##### Supplied records #####

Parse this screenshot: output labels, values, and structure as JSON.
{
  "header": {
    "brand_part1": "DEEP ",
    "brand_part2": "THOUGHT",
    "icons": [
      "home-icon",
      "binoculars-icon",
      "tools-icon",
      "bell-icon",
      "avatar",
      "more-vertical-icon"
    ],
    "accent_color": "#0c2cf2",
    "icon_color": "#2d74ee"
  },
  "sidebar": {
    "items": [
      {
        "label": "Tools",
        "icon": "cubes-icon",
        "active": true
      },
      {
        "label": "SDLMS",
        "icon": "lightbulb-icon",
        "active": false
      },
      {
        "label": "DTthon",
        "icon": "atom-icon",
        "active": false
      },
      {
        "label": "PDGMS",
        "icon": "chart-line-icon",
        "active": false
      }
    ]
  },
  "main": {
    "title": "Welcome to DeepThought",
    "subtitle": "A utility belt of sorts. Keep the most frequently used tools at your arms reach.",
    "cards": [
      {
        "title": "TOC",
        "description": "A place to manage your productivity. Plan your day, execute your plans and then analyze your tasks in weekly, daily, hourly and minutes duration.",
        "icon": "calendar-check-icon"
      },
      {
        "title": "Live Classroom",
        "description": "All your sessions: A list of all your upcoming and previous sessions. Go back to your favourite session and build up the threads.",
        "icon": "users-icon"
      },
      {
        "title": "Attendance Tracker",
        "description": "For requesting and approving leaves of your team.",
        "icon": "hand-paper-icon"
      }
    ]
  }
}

#####

Transcribe the material above in its entirety. Match it exactly.

Parse this screenshot: output labels, values, and structure as JSON.
{
  "header": {
    "brand_part1": "DEEP ",
    "brand_part2": "THOUGHT",
    "icons": [
      "home-icon",
      "binoculars-icon",
      "tools-icon",
      "bell-icon",
      "avatar",
      "more-vertical-icon"
    ],
    "accent_color": "#0c2cf2",
    "icon_color": "#2d74ee"
  },
  "sidebar": {
    "items": [
      {
        "label": "Tools",
        "icon": "cubes-icon",
        "active": true
      },
      {
        "label": "SDLMS",
        "icon": "lightbulb-icon",
        "active": false
      },
      {
        "label": "DTthon",
        "icon": "atom-icon",
        "active": false
      },
      {
        "label": "PDGMS",
        "icon": "chart-line-icon",
        "active": false
      }
    ]
  },
  "main": {
    "title": "Welcome to DeepThought",
    "subtitle": "A utility belt of sorts. Keep the most frequently used tools at your arms reach.",
    "cards": [
      {
        "title": "TOC",
        "description": "A place to manage your productivity. Plan your day, execute your plans and then analyze your tasks in weekly, daily, hourly and minutes duration.",
        "icon": "calendar-check-icon"
      },
      {
        "title": "Live Classroom",
        "description": "All your sessions: A list of all your upcoming and previous sessions. Go back to your favourite session and build up the threads.",
        "icon": "users-icon"
      },
      {
        "title": "Attendance Tracker",
        "description": "For requesting and approving leaves of your team.",
        "icon": "hand-paper-icon"
      }
    ]
  }
}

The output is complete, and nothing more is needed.